Each record below should be returned exactly, with its pictures left out.

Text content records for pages

============

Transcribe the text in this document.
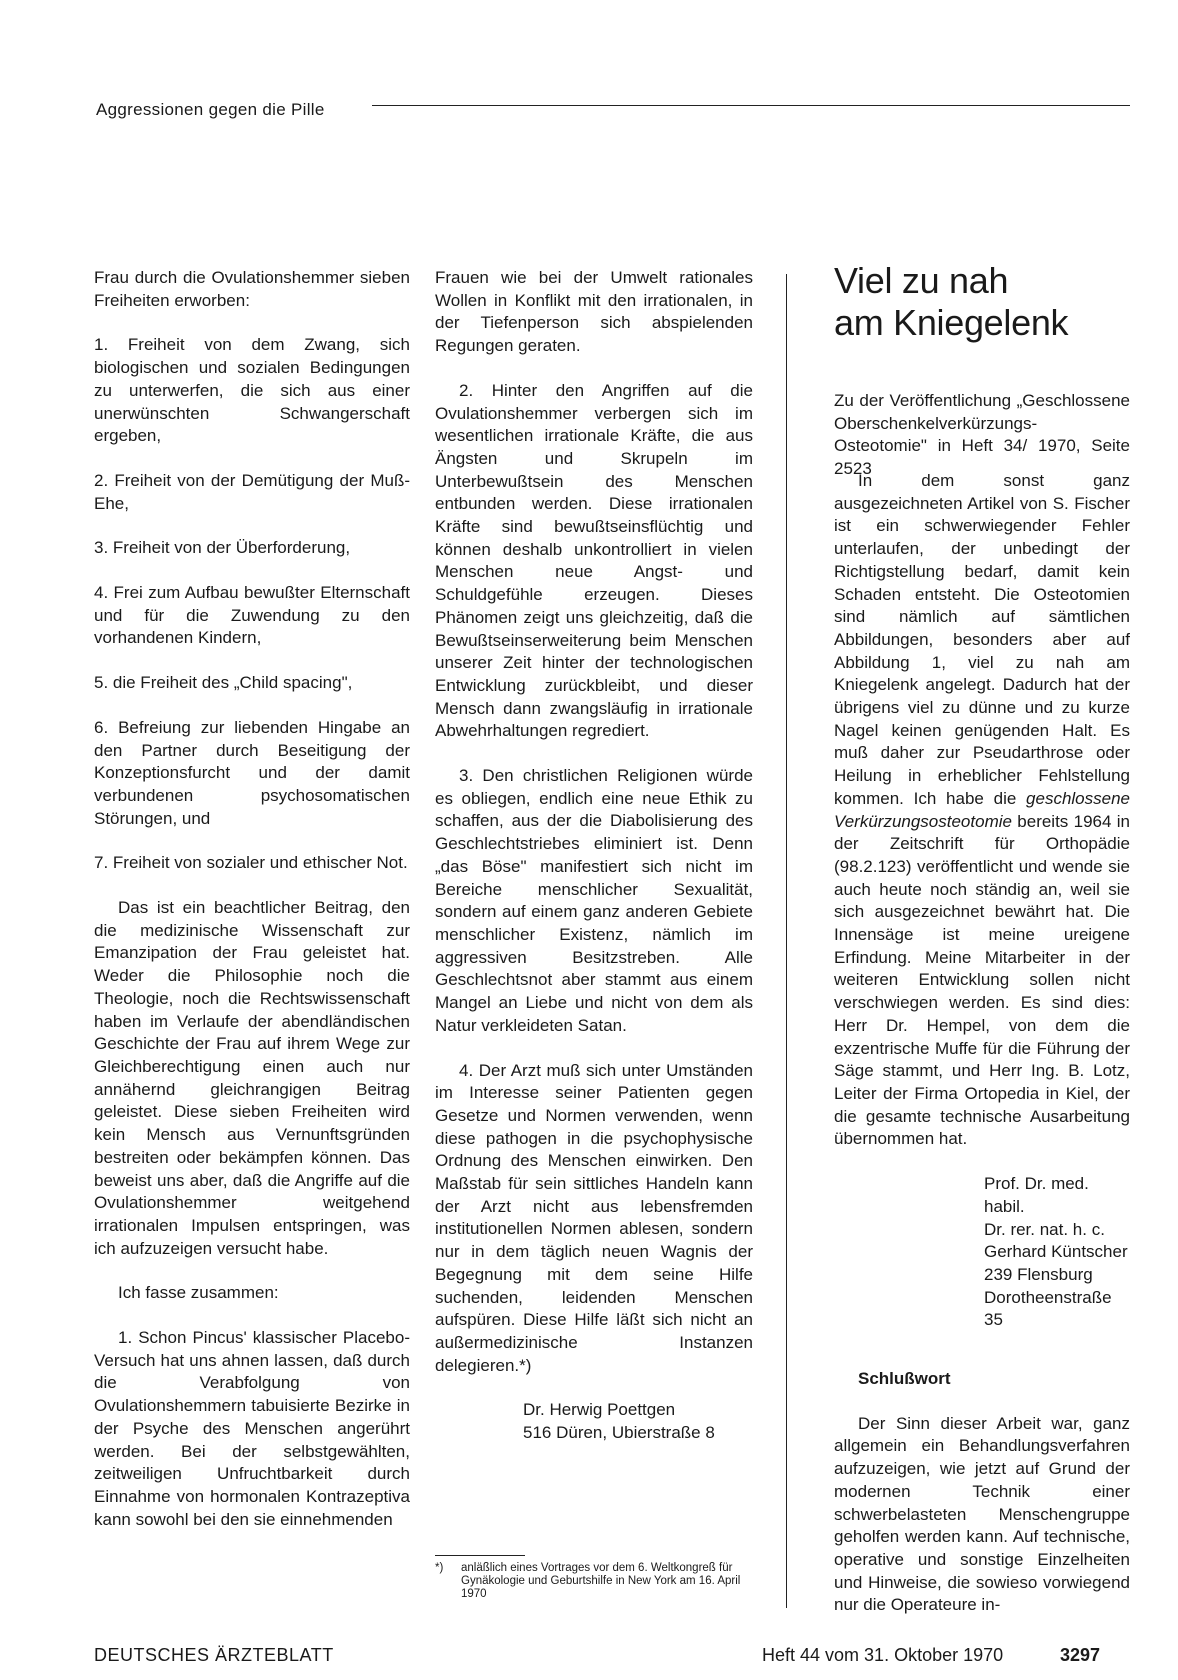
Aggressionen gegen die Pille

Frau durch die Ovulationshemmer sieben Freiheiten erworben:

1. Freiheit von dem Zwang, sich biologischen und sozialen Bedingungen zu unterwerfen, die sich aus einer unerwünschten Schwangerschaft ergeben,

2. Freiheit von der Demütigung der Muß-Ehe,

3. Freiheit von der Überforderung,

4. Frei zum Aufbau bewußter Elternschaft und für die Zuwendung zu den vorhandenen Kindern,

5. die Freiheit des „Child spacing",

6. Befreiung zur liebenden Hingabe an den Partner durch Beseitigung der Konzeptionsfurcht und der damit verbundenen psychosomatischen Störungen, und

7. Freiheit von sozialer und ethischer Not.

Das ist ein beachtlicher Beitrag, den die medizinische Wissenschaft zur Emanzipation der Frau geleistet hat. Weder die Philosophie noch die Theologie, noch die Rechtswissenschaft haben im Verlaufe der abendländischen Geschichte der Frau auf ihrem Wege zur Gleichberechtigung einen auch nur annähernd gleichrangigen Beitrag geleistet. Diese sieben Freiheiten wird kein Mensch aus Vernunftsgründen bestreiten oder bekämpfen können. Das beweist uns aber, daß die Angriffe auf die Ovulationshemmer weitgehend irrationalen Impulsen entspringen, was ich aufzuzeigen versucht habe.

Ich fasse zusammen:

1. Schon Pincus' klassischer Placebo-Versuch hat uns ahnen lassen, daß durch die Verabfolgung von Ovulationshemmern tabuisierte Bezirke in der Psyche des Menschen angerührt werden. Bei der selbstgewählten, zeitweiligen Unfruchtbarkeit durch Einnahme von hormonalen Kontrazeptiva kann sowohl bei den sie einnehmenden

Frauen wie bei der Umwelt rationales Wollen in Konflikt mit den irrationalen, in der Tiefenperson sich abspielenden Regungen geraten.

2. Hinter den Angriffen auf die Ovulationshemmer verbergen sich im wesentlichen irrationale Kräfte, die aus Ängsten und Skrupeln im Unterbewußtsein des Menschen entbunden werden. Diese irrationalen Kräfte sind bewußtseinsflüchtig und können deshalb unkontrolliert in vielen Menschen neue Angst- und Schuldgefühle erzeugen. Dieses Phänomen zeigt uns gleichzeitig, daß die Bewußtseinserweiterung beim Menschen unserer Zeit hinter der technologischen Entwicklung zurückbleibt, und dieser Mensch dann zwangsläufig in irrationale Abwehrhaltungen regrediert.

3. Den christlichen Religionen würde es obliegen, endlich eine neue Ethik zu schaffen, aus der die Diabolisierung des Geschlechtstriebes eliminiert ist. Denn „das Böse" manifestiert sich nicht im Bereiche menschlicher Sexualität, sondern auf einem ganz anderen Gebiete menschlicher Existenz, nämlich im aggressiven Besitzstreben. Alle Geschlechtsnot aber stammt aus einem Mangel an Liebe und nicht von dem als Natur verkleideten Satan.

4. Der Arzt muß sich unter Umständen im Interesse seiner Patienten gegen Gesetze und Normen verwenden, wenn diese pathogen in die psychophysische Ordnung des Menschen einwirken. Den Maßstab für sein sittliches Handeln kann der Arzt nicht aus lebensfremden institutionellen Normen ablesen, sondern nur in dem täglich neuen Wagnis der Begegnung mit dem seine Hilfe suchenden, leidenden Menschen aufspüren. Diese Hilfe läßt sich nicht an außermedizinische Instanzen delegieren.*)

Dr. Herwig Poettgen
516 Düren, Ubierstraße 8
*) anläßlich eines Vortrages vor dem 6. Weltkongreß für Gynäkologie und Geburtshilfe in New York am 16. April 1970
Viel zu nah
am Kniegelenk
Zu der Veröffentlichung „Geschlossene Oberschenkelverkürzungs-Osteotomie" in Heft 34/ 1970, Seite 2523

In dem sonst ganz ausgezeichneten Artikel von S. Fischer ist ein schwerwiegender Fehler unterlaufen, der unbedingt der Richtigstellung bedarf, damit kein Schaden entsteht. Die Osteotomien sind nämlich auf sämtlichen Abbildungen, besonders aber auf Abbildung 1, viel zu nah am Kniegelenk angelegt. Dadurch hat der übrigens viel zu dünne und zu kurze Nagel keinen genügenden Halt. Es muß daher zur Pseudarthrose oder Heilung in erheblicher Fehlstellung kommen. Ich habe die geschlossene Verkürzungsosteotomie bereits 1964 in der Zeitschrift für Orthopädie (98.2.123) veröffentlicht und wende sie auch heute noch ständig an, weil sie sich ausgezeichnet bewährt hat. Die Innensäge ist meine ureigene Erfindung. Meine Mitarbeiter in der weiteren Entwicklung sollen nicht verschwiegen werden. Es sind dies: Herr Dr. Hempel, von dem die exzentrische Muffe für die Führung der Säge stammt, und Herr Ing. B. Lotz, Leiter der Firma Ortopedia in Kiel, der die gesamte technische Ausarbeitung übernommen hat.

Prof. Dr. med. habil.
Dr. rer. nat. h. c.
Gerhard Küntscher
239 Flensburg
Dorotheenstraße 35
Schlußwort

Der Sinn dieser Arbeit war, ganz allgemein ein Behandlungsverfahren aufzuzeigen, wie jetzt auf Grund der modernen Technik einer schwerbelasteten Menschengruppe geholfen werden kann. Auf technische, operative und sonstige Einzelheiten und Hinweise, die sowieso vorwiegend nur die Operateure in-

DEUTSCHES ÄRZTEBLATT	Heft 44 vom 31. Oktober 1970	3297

============

#### [Problem solution]
Transcribe the text in this document.
Aggressionen gegen die Pille

Frau durch die Ovulationshemmer sieben Freiheiten erworben:

1. Freiheit von dem Zwang, sich biologischen und sozialen Bedingungen zu unterwerfen, die sich aus einer unerwünschten Schwangerschaft ergeben,

2. Freiheit von der Demütigung der Muß-Ehe,

3. Freiheit von der Überforderung,

4. Frei zum Aufbau bewußter Elternschaft und für die Zuwendung zu den vorhandenen Kindern,

5. die Freiheit des „Child spacing",

6. Befreiung zur liebenden Hingabe an den Partner durch Beseitigung der Konzeptionsfurcht und der damit verbundenen psychosomatischen Störungen, und

7. Freiheit von sozialer und ethischer Not.

Das ist ein beachtlicher Beitrag, den die medizinische Wissenschaft zur Emanzipation der Frau geleistet hat. Weder die Philosophie noch die Theologie, noch die Rechtswissenschaft haben im Verlaufe der abendländischen Geschichte der Frau auf ihrem Wege zur Gleichberechtigung einen auch nur annähernd gleichrangigen Beitrag geleistet. Diese sieben Freiheiten wird kein Mensch aus Vernunftsgründen bestreiten oder bekämpfen können. Das beweist uns aber, daß die Angriffe auf die Ovulationshemmer weitgehend irrationalen Impulsen entspringen, was ich aufzuzeigen versucht habe.

Ich fasse zusammen:

1. Schon Pincus' klassischer Placebo-Versuch hat uns ahnen lassen, daß durch die Verabfolgung von Ovulationshemmern tabuisierte Bezirke in der Psyche des Menschen angerührt werden. Bei der selbstgewählten, zeitweiligen Unfruchtbarkeit durch Einnahme von hormonalen Kontrazeptiva kann sowohl bei den sie einnehmenden

Frauen wie bei der Umwelt rationales Wollen in Konflikt mit den irrationalen, in der Tiefenperson sich abspielenden Regungen geraten.

2. Hinter den Angriffen auf die Ovulationshemmer verbergen sich im wesentlichen irrationale Kräfte, die aus Ängsten und Skrupeln im Unterbewußtsein des Menschen entbunden werden. Diese irrationalen Kräfte sind bewußtseinsflüchtig und können deshalb unkontrolliert in vielen Menschen neue Angst- und Schuldgefühle erzeugen. Dieses Phänomen zeigt uns gleichzeitig, daß die Bewußtseinserweiterung beim Menschen unserer Zeit hinter der technologischen Entwicklung zurückbleibt, und dieser Mensch dann zwangsläufig in irrationale Abwehrhaltungen regrediert.

3. Den christlichen Religionen würde es obliegen, endlich eine neue Ethik zu schaffen, aus der die Diabolisierung des Geschlechtstriebes eliminiert ist. Denn „das Böse" manifestiert sich nicht im Bereiche menschlicher Sexualität, sondern auf einem ganz anderen Gebiete menschlicher Existenz, nämlich im aggressiven Besitzstreben. Alle Geschlechtsnot aber stammt aus einem Mangel an Liebe und nicht von dem als Natur verkleideten Satan.

4. Der Arzt muß sich unter Umständen im Interesse seiner Patienten gegen Gesetze und Normen verwenden, wenn diese pathogen in die psychophysische Ordnung des Menschen einwirken. Den Maßstab für sein sittliches Handeln kann der Arzt nicht aus lebensfremden institutionellen Normen ablesen, sondern nur in dem täglich neuen Wagnis der Begegnung mit dem seine Hilfe suchenden, leidenden Menschen aufspüren. Diese Hilfe läßt sich nicht an außermedizinische Instanzen delegieren.*)

Dr. Herwig Poettgen
516 Düren, Ubierstraße 8
*) anläßlich eines Vortrages vor dem 6. Weltkongreß für Gynäkologie und Geburtshilfe in New York am 16. April 1970
Viel zu nah
am Kniegelenk
Zu der Veröffentlichung „Geschlossene Oberschenkelverkürzungs-Osteotomie" in Heft 34/ 1970, Seite 2523

In dem sonst ganz ausgezeichneten Artikel von S. Fischer ist ein schwerwiegender Fehler unterlaufen, der unbedingt der Richtigstellung bedarf, damit kein Schaden entsteht. Die Osteotomien sind nämlich auf sämtlichen Abbildungen, besonders aber auf Abbildung 1, viel zu nah am Kniegelenk angelegt. Dadurch hat der übrigens viel zu dünne und zu kurze Nagel keinen genügenden Halt. Es muß daher zur Pseudarthrose oder Heilung in erheblicher Fehlstellung kommen. Ich habe die geschlossene Verkürzungsosteotomie bereits 1964 in der Zeitschrift für Orthopädie (98.2.123) veröffentlicht und wende sie auch heute noch ständig an, weil sie sich ausgezeichnet bewährt hat. Die Innensäge ist meine ureigene Erfindung. Meine Mitarbeiter in der weiteren Entwicklung sollen nicht verschwiegen werden. Es sind dies: Herr Dr. Hempel, von dem die exzentrische Muffe für die Führung der Säge stammt, und Herr Ing. B. Lotz, Leiter der Firma Ortopedia in Kiel, der die gesamte technische Ausarbeitung übernommen hat.

Prof. Dr. med. habil.
Dr. rer. nat. h. c.
Gerhard Küntscher
239 Flensburg
Dorotheenstraße 35
Schlußwort

Der Sinn dieser Arbeit war, ganz allgemein ein Behandlungsverfahren aufzuzeigen, wie jetzt auf Grund der modernen Technik einer schwerbelasteten Menschengruppe geholfen werden kann. Auf technische, operative und sonstige Einzelheiten und Hinweise, die sowieso vorwiegend nur die Operateure in-

DEUTSCHES ÄRZTEBLATT	Heft 44 vom 31. Oktober 1970	3297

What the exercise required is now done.